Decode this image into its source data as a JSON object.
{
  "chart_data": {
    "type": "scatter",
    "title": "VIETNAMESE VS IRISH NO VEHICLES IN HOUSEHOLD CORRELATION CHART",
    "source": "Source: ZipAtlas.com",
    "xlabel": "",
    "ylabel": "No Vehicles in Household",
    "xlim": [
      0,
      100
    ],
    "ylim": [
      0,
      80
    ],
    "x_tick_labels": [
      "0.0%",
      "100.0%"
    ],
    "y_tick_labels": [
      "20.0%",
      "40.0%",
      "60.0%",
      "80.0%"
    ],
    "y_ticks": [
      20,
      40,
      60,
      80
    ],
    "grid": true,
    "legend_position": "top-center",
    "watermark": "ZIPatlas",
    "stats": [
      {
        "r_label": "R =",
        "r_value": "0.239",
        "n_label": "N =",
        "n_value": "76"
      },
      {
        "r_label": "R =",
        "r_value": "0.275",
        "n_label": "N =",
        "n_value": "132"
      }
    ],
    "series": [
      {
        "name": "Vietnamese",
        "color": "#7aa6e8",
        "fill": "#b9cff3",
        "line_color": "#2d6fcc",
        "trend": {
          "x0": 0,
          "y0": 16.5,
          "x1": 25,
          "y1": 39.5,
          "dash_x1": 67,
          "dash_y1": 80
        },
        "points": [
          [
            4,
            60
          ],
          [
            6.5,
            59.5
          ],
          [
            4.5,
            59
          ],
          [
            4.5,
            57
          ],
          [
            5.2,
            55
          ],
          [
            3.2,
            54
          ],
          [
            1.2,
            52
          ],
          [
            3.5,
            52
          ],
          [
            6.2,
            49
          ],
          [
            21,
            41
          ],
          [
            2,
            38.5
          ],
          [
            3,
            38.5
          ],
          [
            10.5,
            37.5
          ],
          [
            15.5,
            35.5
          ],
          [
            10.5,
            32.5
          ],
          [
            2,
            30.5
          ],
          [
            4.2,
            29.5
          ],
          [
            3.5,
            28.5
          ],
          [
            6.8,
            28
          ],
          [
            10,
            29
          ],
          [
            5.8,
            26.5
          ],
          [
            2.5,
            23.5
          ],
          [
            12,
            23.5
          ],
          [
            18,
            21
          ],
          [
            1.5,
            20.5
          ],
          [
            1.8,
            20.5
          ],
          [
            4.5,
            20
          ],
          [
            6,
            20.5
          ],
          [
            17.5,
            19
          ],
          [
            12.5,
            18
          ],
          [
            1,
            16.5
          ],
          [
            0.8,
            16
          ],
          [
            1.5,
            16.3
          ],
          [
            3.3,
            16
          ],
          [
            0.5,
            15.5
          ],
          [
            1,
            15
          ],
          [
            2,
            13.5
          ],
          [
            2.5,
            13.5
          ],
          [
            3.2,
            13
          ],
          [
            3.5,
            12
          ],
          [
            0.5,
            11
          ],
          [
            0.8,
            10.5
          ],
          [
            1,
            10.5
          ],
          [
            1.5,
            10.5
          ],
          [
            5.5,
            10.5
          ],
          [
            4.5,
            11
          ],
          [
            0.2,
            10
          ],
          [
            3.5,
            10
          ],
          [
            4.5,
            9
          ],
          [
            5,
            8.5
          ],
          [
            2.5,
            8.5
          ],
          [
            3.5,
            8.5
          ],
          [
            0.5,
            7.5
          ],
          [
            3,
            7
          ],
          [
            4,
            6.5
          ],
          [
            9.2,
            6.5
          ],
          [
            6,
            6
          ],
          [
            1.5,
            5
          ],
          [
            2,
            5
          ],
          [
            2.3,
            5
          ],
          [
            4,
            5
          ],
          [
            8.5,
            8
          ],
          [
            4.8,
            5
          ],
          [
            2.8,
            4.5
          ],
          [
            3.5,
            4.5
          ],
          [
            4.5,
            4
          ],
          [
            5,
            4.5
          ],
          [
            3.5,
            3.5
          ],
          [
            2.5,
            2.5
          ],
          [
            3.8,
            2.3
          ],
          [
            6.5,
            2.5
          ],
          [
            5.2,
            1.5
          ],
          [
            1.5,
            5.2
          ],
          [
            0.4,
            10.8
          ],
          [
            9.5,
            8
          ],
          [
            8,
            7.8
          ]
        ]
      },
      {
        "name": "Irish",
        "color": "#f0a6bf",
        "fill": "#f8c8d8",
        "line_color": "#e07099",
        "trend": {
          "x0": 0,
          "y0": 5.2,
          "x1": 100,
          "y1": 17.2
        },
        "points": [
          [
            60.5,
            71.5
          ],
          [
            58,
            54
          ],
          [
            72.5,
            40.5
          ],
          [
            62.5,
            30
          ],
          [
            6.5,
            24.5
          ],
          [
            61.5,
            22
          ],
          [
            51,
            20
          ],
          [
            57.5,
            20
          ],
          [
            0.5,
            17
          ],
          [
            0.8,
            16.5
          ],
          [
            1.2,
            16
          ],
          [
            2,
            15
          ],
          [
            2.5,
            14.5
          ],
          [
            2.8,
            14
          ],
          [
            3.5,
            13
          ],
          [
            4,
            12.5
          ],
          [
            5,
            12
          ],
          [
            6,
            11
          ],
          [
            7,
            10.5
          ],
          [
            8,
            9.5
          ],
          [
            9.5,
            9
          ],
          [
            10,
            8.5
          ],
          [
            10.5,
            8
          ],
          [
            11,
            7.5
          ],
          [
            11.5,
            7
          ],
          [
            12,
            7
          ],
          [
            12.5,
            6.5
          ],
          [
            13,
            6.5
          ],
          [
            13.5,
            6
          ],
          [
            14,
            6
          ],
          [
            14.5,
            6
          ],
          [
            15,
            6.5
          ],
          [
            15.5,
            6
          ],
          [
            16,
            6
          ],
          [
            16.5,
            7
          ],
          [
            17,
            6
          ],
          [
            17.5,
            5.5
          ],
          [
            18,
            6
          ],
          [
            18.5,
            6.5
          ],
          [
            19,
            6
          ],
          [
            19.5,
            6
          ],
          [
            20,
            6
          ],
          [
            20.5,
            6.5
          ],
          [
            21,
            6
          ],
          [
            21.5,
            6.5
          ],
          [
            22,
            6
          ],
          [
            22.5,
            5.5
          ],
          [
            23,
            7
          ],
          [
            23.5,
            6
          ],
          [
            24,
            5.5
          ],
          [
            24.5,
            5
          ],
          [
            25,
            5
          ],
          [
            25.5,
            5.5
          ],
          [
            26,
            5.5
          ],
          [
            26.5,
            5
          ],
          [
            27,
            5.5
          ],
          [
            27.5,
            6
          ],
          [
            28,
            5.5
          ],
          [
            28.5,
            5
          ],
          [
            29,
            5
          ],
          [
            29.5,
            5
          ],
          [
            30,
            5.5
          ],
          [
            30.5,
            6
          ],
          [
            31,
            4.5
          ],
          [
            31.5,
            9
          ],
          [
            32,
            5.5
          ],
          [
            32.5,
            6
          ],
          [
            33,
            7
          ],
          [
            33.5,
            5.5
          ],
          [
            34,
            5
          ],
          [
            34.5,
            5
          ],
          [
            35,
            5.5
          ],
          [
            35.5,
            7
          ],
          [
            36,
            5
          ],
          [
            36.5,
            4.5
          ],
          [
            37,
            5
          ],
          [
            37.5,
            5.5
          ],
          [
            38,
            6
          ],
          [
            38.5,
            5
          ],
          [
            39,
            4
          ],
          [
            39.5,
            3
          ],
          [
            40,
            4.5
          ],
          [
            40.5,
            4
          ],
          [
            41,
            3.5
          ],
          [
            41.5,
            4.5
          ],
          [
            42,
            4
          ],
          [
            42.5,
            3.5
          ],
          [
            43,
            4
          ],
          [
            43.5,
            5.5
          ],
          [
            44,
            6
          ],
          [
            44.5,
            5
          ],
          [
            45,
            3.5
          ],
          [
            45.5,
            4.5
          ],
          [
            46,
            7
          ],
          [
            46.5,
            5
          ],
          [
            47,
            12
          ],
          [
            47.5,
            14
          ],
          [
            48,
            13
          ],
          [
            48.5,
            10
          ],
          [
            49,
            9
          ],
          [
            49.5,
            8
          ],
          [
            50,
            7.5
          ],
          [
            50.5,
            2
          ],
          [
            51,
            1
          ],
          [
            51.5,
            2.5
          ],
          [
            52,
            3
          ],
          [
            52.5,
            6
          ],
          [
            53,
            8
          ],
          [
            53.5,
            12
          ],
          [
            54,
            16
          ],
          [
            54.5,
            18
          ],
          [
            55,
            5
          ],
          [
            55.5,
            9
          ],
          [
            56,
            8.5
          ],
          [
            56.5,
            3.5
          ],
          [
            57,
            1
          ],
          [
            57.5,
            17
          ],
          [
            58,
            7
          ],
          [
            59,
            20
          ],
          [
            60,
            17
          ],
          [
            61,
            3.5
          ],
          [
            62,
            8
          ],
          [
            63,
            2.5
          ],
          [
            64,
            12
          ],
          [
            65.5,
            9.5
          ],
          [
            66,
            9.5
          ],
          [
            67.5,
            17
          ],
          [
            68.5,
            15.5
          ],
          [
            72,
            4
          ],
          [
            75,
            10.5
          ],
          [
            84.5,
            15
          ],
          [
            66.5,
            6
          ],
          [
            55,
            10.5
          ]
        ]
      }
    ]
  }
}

•••

- **JOB**: Check each line of the records for the word "source", and show the lines that contain it.

- **ANSWER IN FULL**:
Decode this image into its source data as a JSON object.
    "source": "Source: ZipAtlas.com",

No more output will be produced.